◆ DIRECTIVE: All records are to be retyped faithfully and completely.

========================

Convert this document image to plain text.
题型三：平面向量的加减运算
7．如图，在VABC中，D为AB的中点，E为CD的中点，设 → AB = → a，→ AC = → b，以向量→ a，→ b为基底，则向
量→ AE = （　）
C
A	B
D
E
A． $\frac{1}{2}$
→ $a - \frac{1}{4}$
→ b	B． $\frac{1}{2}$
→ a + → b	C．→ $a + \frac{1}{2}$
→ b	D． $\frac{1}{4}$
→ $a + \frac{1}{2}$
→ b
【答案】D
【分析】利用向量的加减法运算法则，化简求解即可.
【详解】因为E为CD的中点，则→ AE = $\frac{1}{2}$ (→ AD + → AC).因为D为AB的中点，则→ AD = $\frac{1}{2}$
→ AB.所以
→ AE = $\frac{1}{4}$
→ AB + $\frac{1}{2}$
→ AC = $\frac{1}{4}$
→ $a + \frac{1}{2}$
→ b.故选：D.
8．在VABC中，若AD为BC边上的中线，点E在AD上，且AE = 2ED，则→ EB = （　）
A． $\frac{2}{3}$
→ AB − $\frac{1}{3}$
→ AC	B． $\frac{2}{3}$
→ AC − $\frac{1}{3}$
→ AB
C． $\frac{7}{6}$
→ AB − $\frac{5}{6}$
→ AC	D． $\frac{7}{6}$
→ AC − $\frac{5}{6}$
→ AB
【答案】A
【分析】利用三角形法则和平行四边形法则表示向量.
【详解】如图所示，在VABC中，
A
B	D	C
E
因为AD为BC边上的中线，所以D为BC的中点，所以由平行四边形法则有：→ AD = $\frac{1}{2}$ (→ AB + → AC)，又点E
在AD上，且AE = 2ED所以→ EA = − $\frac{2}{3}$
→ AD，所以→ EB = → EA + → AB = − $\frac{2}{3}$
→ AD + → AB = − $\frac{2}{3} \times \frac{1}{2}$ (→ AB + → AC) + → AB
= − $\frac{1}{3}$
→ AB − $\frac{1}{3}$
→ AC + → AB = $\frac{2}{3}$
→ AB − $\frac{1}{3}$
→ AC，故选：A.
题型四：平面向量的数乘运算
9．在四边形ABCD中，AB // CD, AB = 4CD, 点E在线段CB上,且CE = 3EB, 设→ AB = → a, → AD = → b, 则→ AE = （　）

========================

◆ FINISHED ANSWER:
Convert this document image to plain text.
题型三：平面向量的加减运算
7．如图，在VABC中，D为AB的中点，E为CD的中点，设 → AB = → a，→ AC = → b，以向量→ a，→ b为基底，则向
量→ AE = （　）
C
A	B
D
E
A． $\frac{1}{2}$
→ $a - \frac{1}{4}$
→ b	B． $\frac{1}{2}$
→ a + → b	C．→ $a + \frac{1}{2}$
→ b	D． $\frac{1}{4}$
→ $a + \frac{1}{2}$
→ b
【答案】D
【分析】利用向量的加减法运算法则，化简求解即可.
【详解】因为E为CD的中点，则→ AE = $\frac{1}{2}$ (→ AD + → AC).因为D为AB的中点，则→ AD = $\frac{1}{2}$
→ AB.所以
→ AE = $\frac{1}{4}$
→ AB + $\frac{1}{2}$
→ AC = $\frac{1}{4}$
→ $a + \frac{1}{2}$
→ b.故选：D.
8．在VABC中，若AD为BC边上的中线，点E在AD上，且AE = 2ED，则→ EB = （　）
A． $\frac{2}{3}$
→ AB − $\frac{1}{3}$
→ AC	B． $\frac{2}{3}$
→ AC − $\frac{1}{3}$
→ AB
C． $\frac{7}{6}$
→ AB − $\frac{5}{6}$
→ AC	D． $\frac{7}{6}$
→ AC − $\frac{5}{6}$
→ AB
【答案】A
【分析】利用三角形法则和平行四边形法则表示向量.
【详解】如图所示，在VABC中，
A
B	D	C
E
因为AD为BC边上的中线，所以D为BC的中点，所以由平行四边形法则有：→ AD = $\frac{1}{2}$ (→ AB + → AC)，又点E
在AD上，且AE = 2ED所以→ EA = − $\frac{2}{3}$
→ AD，所以→ EB = → EA + → AB = − $\frac{2}{3}$
→ AD + → AB = − $\frac{2}{3} \times \frac{1}{2}$ (→ AB + → AC) + → AB
= − $\frac{1}{3}$
→ AB − $\frac{1}{3}$
→ AC + → AB = $\frac{2}{3}$
→ AB − $\frac{1}{3}$
→ AC，故选：A.
题型四：平面向量的数乘运算
9．在四边形ABCD中，AB // CD, AB = 4CD, 点E在线段CB上,且CE = 3EB, 设→ AB = → a, → AD = → b, 则→ AE = （　）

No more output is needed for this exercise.